__Travail attendu__. Extrayez du texte sur l’anesthésie le passage qui commence aux mots « L’anesthésie locorégionale bloque » et qui s’arrête après les mots « période pré-opératoire ? ». Recopiez-le à l’identique.

__Extrait choisi__.
· · ·
L’anesthésie locorégionale bloque les nerfs avec des anesthésiques locaux comme la bupivacaïne. L’anesthésie locale se limite au site d’intervention.
Comment s’organise la période pré-opératoire ?
On programme les malades selon le risque infectieux, l’importance de la chirurgie et l’âge. Les cas prioritaires (diabétiques, enfants, femmes enceintes) passent en début de journée. La veille de l’opération, on revoit le patient pour la visite pré-anesthésique, on adapte le protocole si nécessaire, et on prescrit le jeûne : 6 heures pour les solides chez l’adulte, 2 heures pour les liquides clairs chez l’enfant. Ce jeûne est crucial pour éviter les vomissements et l’inhalation pulmonaire pendant l’anesthésie.
Pouvez-vous nous décrire les préparatifs au bloc opératoire ?
La veille de l’opération, nous vérifions que tout est prêt. L’entrée au bloc suit un rituel précis : vérification de l’éclairage, de l’eau, de la température, de l’aspiration et de l’arrivée des gaz, notamment l’oxygène indispensable. Le monitoring est crucial : électrocardiogramme, pression artérielle avec brassard adapté, saturomètre, thermomètre. Pour les cas complexes, nous ajoutons la surveillance de la pression intracrânienne ou du débit cardiaque.
Comment se déroule l’accueil du patient ?
Nous vérifions le respect du jeûne préopératoire (6 heures pour les solides, 2 heures pour les liquides clairs). Nous évaluons son état anxieux et décidons d’une prémédication si nécessaire. Après avoir pris les paramètres vitaux initiaux, nous posons les voies veineuses pour les perfusions et l’administration des médicaments.
Quelles précautions prenez-vous avant l’anesthésie ?
Nous utilisons une checklist inspirée de l’aéronautique, comme le recommande l’OMS. Nous préparons le matériel pour une anesthésie générale potentielle : laryngoscope ou vidéoscope, sondes d’intubation, médicaments d’anesthésie et d’urgence, y compris un défibrillateur. Le bloc opératoire est l’endroit le plus sûr pour gérer les complications, avec du personnel compétent et du matériel adapté.
Comment se passe le réveil après l’opération ?
Trois destinations sont possibles : réveil immédiat en salle pour la chirurgie ambulatoire, salle de réveil pour une surveillance courte et la réanimation pour les cas graves.
Pour la chirurgie ambulatoire, le patient doit être bien réveillé, sans vomissements ni saignements, accompagné et habitant à proximité.
Quels sont les moments critiques d’une anesthésie ?
L’induction (endormissement) et le réveil sont les phases les plus délicates. Pendant l’induction, le patient doit atteindre le stade 3 de l’anesthésie pour éviter des réactions exacerbées au geste chirurgical. Nous devons anticiper les complications comme les chocs anaphylactiques en ayant toujours les médicaments d’urgence à portée.
Comment gérez-vous les patients à risque ?
· · ·
__Lignes extraites__.

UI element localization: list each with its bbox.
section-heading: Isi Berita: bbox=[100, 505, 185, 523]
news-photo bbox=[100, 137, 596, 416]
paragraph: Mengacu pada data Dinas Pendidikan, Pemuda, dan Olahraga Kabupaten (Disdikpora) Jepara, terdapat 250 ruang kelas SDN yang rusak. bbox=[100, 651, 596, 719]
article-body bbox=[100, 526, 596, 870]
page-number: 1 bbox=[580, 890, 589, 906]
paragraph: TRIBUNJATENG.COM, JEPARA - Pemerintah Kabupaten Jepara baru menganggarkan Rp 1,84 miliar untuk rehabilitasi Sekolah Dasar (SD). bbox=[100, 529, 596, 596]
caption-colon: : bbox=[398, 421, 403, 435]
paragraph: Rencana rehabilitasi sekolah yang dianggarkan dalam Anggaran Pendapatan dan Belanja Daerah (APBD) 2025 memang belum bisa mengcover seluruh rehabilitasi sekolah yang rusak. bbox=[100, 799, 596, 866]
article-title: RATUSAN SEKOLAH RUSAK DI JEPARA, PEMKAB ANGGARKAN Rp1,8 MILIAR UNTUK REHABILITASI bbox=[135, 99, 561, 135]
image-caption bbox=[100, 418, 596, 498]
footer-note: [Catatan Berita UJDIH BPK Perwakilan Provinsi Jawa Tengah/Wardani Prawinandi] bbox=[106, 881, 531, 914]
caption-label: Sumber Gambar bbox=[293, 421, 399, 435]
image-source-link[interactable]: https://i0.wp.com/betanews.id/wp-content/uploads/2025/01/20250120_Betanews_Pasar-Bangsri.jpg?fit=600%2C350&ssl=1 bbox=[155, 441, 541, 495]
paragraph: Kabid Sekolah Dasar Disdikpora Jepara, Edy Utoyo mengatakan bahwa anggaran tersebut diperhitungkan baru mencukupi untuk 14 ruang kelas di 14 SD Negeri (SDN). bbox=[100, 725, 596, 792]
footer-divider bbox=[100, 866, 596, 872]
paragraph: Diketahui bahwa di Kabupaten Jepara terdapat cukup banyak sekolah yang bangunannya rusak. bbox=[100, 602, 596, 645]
· · ·
__Corrigé__.
L’anesthésie locorégionale bloque les nerfs avec des anesthésiques locaux comme la bupivacaïne. L’anesthésie locale se limite au site d’intervention.
Comment s’organise la période pré-opératoire ?